# Exercise details
Leave out the pictures and repeat exactly the lines from the one containing "Parse this screenshot: output" through the final line of the listing below.

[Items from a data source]
***

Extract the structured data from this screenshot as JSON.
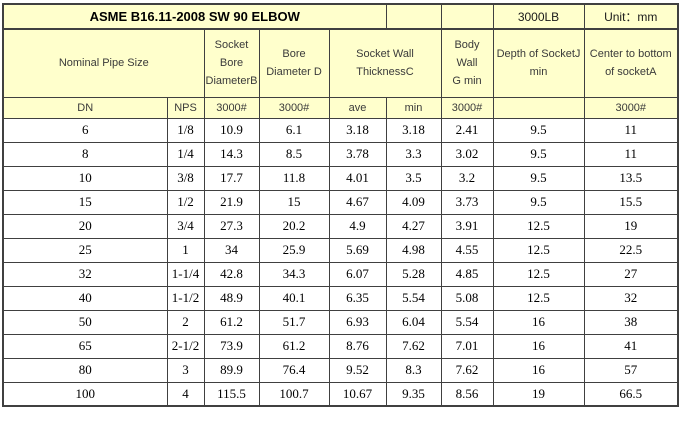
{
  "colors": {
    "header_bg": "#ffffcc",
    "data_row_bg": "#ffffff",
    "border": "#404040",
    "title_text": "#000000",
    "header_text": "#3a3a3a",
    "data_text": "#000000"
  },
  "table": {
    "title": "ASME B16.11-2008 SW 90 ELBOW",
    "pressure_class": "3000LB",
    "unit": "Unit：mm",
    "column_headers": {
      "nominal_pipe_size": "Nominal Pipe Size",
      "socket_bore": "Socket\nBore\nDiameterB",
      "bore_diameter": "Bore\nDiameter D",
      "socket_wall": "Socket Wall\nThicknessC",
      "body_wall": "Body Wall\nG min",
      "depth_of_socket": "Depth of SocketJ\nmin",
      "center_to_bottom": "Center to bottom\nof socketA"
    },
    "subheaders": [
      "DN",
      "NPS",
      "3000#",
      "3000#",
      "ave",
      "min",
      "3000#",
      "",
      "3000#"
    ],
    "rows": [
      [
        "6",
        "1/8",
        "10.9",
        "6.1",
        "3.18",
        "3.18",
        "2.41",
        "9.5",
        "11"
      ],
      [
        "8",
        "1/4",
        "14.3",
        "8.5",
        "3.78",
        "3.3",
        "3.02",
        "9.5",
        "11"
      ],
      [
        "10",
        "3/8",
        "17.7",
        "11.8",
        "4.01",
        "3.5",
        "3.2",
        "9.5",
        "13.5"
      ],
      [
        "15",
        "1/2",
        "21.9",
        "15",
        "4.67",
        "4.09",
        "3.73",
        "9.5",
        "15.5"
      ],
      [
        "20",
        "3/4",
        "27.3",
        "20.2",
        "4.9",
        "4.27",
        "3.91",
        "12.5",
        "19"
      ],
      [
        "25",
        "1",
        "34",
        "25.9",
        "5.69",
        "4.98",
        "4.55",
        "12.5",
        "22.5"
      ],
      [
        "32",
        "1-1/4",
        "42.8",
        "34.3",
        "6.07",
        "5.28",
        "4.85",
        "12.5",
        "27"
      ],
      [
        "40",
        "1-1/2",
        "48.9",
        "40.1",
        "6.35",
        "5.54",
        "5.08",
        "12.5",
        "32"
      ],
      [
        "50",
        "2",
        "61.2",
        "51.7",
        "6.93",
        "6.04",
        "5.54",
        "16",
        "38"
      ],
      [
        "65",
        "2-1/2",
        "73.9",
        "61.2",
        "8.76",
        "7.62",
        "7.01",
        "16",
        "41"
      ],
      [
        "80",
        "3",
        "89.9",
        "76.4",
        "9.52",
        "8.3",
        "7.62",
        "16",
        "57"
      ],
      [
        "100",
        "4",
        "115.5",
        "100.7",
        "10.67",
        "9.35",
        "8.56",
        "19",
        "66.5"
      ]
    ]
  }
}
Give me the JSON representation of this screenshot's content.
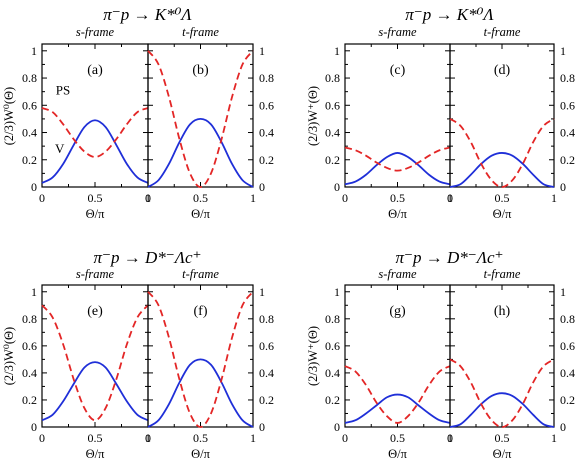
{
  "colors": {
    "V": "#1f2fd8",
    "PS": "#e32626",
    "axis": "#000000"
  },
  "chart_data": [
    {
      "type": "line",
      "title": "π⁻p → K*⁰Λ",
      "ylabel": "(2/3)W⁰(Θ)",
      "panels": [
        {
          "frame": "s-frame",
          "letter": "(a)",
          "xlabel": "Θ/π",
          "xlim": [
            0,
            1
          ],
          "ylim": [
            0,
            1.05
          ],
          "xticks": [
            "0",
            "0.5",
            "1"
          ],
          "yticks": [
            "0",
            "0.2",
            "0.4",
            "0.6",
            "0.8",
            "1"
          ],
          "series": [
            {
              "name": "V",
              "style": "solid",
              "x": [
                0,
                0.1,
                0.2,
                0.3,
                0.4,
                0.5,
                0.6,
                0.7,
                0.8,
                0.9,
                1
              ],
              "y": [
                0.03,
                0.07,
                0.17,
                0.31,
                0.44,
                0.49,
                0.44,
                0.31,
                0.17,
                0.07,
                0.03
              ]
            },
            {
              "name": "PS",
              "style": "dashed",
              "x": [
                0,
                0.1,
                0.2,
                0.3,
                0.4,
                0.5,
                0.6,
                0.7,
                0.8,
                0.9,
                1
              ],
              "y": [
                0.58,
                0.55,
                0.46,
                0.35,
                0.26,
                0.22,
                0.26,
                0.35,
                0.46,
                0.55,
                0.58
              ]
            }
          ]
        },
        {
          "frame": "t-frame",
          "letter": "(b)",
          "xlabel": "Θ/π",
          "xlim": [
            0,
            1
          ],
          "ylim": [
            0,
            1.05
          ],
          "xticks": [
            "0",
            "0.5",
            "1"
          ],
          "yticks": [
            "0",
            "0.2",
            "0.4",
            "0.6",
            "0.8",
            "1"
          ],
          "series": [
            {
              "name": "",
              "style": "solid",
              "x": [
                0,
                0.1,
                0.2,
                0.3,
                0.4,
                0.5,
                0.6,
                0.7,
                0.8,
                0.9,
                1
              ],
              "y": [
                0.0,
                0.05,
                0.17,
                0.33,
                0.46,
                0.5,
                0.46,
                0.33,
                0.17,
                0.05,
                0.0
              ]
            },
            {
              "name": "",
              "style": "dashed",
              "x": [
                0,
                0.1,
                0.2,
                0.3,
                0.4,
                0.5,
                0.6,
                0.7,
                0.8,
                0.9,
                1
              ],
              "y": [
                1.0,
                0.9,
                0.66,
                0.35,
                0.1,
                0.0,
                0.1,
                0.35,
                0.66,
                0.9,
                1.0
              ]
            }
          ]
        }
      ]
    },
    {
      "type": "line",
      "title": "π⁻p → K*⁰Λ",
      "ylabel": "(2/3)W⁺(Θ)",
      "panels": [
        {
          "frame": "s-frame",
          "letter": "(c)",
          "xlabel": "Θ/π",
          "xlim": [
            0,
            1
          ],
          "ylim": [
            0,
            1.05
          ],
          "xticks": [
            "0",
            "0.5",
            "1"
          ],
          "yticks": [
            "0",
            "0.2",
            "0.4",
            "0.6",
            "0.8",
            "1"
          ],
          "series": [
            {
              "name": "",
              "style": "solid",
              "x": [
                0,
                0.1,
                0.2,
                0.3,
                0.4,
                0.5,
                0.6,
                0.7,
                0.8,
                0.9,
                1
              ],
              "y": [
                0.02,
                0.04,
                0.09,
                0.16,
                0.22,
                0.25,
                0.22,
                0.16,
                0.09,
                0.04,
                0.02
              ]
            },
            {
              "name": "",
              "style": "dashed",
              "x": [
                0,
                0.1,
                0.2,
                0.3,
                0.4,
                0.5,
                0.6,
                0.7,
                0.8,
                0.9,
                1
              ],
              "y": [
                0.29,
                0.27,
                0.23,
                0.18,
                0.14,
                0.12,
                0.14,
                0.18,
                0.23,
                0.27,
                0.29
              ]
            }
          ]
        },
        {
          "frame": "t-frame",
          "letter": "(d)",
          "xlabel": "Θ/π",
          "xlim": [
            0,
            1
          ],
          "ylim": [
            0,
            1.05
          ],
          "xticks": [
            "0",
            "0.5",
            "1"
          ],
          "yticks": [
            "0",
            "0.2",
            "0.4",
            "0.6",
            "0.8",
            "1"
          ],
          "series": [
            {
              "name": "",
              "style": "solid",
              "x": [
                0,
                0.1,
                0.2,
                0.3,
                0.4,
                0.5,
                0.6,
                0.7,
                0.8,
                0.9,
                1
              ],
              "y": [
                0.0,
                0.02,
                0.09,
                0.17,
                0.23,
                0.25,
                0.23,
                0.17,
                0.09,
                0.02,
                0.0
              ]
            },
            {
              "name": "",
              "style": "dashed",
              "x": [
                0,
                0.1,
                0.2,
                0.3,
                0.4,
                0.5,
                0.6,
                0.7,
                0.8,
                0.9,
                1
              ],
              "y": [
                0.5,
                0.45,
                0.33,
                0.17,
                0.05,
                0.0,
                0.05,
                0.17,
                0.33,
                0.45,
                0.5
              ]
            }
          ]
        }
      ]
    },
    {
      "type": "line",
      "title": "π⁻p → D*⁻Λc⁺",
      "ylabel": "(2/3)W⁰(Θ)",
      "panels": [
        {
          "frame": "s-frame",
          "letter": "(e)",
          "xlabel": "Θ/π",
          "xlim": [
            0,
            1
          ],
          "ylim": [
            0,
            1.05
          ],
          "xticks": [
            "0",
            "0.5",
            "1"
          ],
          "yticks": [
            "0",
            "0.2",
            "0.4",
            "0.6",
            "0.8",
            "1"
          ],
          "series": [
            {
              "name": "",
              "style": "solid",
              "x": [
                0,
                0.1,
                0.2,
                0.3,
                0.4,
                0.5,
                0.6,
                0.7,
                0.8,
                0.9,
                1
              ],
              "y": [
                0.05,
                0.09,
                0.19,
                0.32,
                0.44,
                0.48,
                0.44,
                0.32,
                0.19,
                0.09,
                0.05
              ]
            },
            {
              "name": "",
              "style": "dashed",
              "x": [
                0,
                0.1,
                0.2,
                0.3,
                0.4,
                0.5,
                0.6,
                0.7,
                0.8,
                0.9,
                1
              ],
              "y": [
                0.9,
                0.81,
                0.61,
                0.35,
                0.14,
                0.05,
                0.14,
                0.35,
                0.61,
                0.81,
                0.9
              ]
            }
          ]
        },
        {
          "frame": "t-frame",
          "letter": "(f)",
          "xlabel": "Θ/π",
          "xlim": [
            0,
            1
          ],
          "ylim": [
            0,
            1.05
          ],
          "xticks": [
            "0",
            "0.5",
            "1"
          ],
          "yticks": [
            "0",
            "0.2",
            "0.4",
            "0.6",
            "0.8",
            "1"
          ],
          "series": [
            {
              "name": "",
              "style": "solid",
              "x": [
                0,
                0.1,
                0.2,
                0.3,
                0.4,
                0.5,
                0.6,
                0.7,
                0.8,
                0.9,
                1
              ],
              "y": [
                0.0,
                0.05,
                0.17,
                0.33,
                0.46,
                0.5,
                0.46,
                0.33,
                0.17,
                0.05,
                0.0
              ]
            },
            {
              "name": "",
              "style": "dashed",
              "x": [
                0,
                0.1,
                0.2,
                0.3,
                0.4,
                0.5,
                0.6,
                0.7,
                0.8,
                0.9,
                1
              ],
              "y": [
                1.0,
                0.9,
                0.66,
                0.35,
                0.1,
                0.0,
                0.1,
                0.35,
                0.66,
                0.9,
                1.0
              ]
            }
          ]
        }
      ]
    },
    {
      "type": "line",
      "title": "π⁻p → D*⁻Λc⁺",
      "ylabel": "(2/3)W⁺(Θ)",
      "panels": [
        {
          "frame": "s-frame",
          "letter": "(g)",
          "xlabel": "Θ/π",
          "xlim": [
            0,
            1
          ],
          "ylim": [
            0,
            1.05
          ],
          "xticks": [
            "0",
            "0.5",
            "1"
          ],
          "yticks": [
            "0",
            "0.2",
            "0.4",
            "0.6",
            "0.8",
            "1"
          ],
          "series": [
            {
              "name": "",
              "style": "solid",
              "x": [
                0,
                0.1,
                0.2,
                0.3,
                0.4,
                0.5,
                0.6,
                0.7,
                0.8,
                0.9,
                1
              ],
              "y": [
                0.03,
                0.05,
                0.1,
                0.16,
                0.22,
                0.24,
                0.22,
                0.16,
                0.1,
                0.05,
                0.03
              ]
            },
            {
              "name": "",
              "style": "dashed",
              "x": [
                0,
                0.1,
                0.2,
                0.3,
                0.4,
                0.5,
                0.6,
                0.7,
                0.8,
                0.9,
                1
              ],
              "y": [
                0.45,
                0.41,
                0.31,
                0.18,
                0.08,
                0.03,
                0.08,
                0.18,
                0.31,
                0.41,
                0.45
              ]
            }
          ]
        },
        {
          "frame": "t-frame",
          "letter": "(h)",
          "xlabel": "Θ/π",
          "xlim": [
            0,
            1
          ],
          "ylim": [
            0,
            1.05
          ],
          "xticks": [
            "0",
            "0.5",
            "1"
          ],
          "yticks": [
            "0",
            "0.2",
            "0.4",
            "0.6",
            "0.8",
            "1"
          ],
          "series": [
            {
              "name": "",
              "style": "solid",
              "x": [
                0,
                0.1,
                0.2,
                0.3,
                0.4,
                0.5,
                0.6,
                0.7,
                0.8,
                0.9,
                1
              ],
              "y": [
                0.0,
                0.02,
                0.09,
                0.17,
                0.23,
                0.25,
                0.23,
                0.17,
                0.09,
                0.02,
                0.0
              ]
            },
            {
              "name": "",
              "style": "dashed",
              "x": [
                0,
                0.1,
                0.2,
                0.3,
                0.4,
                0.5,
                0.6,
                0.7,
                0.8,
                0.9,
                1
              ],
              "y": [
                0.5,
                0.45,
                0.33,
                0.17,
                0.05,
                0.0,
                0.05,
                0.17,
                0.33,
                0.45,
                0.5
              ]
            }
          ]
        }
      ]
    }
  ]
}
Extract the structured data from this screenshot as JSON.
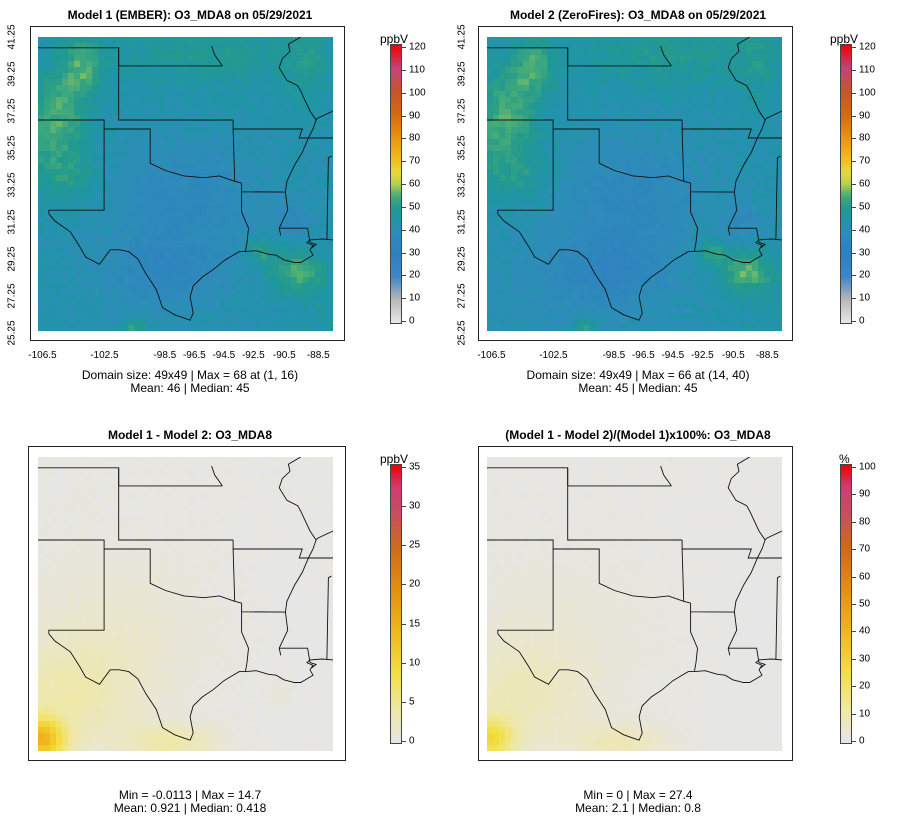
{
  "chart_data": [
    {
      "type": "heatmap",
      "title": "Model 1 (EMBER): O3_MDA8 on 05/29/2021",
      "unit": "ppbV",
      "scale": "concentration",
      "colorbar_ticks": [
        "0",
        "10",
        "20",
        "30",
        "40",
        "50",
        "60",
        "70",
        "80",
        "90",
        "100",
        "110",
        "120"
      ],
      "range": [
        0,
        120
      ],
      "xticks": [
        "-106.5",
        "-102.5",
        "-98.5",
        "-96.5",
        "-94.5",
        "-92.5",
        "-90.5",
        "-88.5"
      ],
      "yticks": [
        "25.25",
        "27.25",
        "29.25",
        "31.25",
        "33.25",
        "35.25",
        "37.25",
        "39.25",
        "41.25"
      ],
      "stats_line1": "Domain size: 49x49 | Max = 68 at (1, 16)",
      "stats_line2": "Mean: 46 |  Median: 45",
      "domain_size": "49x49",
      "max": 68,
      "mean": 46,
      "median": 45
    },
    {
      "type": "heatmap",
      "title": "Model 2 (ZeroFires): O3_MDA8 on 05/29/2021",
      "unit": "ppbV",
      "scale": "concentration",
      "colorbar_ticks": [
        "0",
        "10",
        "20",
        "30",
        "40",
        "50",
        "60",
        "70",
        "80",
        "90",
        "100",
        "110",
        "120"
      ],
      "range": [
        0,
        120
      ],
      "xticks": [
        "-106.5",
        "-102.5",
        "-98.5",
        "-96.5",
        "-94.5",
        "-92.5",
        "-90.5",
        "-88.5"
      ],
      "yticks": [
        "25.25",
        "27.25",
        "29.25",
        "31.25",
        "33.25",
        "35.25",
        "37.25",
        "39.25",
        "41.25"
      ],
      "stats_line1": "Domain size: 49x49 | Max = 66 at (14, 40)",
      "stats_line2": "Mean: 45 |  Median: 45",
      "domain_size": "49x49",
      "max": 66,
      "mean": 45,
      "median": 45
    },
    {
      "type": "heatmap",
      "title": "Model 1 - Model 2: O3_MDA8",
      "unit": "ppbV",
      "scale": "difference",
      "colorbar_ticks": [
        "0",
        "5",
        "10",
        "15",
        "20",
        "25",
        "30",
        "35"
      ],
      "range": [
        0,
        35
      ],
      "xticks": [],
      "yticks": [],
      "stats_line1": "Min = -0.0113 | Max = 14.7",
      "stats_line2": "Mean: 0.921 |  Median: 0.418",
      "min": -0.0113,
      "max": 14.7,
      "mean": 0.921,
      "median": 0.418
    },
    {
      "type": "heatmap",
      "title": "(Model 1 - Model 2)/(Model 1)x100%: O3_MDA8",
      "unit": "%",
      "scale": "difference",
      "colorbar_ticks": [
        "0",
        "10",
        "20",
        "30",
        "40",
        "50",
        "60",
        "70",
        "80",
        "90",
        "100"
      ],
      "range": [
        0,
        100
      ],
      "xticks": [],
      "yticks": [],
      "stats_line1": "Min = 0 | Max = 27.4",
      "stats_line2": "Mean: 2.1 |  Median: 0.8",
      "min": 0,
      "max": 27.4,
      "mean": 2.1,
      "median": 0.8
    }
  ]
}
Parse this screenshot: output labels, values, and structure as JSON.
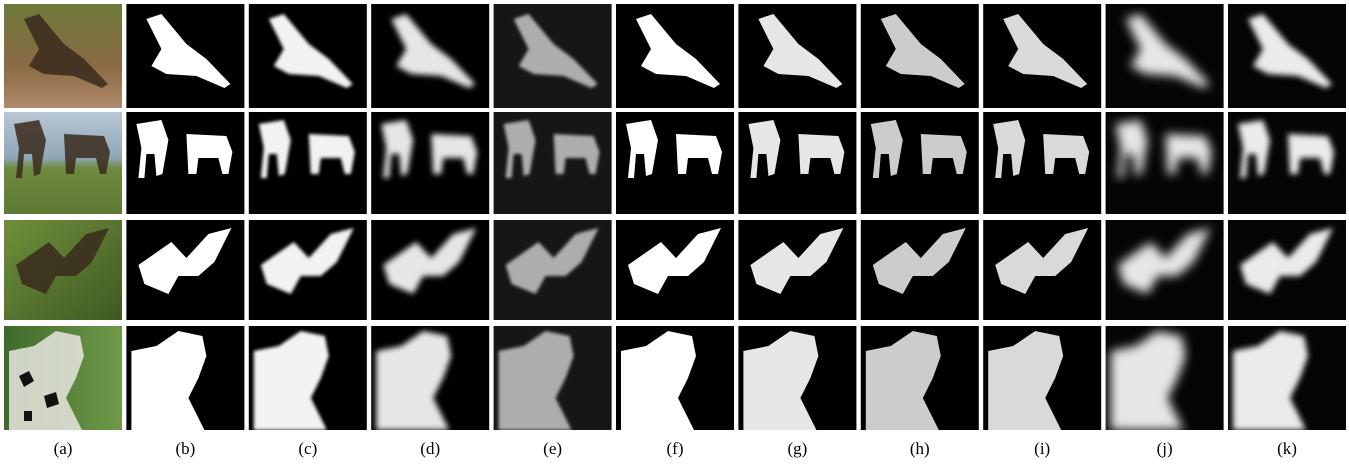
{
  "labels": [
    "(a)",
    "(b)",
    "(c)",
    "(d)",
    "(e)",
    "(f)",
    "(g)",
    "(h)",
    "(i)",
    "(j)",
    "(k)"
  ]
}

***

# Solution for this task
Parse this screenshot: output labels, values, and structure as JSON.
{
  "labels": [
    "(a)",
    "(b)",
    "(c)",
    "(d)",
    "(e)",
    "(f)",
    "(g)",
    "(h)",
    "(i)",
    "(j)",
    "(k)"
  ]
}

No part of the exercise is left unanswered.